* START Given entries *

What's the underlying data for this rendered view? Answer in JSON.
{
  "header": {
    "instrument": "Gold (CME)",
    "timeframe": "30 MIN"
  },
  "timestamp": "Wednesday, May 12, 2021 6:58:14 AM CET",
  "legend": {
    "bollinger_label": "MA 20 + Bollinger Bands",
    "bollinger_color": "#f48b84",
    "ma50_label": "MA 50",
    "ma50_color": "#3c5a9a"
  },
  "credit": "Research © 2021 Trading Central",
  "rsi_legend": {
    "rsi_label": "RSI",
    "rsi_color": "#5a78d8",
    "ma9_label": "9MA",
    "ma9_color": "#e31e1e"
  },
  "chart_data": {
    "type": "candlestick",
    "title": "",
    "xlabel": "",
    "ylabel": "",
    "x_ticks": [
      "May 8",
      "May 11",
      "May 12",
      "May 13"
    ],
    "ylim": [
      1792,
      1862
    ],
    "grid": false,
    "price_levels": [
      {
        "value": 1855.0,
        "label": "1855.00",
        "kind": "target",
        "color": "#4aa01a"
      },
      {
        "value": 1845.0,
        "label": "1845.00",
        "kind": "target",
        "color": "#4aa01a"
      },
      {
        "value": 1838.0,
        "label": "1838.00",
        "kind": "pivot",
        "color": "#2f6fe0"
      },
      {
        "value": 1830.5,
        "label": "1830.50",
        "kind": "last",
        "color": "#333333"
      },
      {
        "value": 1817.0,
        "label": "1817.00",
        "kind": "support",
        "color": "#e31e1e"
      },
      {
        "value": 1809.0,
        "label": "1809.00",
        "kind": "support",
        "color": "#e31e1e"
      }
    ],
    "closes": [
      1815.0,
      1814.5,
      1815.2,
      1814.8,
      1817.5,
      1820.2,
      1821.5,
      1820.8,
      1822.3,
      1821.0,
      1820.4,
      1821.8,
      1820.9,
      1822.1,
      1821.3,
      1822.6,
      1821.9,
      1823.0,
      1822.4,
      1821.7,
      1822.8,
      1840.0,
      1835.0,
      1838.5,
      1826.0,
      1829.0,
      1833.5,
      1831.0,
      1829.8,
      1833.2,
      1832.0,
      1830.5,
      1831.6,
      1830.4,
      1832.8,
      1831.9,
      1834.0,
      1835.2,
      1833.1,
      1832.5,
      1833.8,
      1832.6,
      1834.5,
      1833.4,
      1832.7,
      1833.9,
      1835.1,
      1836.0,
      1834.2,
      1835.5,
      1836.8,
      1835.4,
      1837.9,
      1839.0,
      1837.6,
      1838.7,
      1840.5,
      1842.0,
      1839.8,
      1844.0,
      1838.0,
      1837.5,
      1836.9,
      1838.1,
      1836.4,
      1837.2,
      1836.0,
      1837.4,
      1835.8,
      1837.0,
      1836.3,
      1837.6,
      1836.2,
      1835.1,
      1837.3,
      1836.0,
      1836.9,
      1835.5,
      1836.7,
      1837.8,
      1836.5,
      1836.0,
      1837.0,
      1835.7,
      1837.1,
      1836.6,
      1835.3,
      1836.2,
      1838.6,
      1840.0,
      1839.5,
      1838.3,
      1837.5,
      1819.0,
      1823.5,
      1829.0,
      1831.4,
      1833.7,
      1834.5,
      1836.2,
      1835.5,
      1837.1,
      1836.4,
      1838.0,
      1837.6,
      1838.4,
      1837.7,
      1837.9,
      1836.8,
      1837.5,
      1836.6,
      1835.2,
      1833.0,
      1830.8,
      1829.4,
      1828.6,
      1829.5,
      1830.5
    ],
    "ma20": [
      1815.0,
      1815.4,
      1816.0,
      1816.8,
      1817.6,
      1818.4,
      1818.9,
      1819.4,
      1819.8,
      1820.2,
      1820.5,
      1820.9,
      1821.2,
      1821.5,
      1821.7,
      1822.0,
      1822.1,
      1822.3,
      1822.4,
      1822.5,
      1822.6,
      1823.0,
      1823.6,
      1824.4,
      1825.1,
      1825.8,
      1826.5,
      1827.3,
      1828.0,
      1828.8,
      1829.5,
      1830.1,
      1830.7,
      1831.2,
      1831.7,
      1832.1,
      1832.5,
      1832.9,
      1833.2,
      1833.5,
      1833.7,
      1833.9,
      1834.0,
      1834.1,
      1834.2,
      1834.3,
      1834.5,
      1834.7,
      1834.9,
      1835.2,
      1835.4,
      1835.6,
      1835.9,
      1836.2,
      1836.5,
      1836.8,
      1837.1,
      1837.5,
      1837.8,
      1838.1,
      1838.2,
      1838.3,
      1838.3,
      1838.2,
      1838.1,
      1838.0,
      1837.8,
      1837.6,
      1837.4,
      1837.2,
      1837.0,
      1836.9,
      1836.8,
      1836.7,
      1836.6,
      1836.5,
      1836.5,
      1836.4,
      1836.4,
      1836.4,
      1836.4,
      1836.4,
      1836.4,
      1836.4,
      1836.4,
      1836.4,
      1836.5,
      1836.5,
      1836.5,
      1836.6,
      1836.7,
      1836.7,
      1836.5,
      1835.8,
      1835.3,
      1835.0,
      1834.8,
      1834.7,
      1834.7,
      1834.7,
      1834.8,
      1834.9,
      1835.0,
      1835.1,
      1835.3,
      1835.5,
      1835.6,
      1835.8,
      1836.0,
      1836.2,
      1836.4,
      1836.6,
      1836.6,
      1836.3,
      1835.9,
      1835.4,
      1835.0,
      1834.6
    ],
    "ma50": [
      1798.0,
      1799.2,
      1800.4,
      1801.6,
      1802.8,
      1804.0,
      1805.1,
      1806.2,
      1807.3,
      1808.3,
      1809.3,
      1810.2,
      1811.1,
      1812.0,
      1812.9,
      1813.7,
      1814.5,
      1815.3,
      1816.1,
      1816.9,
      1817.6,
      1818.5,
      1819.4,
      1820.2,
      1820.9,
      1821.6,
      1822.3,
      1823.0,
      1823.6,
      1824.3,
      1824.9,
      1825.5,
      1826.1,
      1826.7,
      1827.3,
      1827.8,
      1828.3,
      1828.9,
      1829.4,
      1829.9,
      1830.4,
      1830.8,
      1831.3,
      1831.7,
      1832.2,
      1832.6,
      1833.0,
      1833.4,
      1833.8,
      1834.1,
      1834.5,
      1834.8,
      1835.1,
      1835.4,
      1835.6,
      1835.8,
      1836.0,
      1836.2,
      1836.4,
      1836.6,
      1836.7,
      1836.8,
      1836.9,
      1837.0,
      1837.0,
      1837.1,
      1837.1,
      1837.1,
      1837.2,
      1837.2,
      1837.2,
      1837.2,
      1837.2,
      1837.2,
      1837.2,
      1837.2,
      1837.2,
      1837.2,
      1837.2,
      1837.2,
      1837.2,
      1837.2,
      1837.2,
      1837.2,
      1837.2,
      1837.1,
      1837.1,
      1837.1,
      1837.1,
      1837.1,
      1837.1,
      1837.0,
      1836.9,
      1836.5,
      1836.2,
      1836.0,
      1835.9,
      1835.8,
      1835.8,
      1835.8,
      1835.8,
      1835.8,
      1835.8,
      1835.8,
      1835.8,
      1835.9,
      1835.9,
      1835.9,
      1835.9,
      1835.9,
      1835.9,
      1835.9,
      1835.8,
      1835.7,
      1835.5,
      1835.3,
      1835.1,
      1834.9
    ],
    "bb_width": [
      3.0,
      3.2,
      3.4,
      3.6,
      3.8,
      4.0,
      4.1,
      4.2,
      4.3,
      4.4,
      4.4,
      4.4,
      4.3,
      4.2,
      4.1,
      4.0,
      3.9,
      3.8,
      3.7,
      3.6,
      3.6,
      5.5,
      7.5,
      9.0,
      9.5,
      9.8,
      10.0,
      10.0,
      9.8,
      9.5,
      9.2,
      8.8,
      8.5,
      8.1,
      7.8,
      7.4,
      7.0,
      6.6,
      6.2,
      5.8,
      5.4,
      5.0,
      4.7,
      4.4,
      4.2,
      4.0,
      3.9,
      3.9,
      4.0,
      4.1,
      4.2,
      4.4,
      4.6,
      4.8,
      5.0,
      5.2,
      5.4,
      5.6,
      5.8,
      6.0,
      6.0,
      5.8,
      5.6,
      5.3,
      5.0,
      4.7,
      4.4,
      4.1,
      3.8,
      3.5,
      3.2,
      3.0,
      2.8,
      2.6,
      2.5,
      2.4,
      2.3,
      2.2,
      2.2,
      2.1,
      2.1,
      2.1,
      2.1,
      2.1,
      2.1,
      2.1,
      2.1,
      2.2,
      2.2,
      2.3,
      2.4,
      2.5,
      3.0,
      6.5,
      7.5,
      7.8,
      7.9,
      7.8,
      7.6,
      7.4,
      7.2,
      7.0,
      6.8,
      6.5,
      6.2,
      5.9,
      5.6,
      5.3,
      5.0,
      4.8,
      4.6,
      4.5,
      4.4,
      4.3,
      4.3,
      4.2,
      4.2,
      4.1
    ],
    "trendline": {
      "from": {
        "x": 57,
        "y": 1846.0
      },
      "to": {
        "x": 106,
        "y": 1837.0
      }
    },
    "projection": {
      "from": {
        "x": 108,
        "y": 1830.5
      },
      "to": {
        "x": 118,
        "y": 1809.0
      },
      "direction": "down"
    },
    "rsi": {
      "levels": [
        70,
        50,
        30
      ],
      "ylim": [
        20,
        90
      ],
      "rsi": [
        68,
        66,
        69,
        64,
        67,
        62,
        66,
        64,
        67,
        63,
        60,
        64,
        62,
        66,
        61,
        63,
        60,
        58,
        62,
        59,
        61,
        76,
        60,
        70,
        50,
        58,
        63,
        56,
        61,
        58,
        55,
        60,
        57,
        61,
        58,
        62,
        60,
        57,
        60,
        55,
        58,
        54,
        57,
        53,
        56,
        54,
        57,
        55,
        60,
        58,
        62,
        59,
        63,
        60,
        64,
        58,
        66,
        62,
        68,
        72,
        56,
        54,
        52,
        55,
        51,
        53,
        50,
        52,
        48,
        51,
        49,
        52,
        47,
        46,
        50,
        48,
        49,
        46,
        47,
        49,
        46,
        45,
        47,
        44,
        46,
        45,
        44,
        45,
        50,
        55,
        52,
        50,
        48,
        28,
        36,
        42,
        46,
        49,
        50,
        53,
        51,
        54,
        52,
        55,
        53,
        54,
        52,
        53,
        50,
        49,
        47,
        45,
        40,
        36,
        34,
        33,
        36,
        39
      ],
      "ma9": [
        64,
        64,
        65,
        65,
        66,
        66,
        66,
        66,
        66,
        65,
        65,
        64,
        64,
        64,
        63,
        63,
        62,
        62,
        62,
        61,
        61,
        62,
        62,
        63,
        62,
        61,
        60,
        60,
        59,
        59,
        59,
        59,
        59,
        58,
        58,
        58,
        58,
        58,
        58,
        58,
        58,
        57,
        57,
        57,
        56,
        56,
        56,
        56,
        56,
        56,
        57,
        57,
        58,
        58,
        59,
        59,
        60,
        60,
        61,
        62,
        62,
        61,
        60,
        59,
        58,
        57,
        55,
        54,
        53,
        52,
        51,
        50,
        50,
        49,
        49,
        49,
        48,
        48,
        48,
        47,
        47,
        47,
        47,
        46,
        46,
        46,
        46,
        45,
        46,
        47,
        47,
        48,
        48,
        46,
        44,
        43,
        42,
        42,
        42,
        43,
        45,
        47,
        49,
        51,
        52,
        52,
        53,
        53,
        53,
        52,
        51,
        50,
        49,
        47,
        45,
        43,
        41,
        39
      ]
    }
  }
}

* END Given entries *

### [Task objective]
From the records given above, copy all lines containing "value".

### [Answer to the exercise]
        "value": 1855.0,
        "value": 1845.0,
        "value": 1838.0,
        "value": 1830.5,
        "value": 1817.0,
        "value": 1809.0,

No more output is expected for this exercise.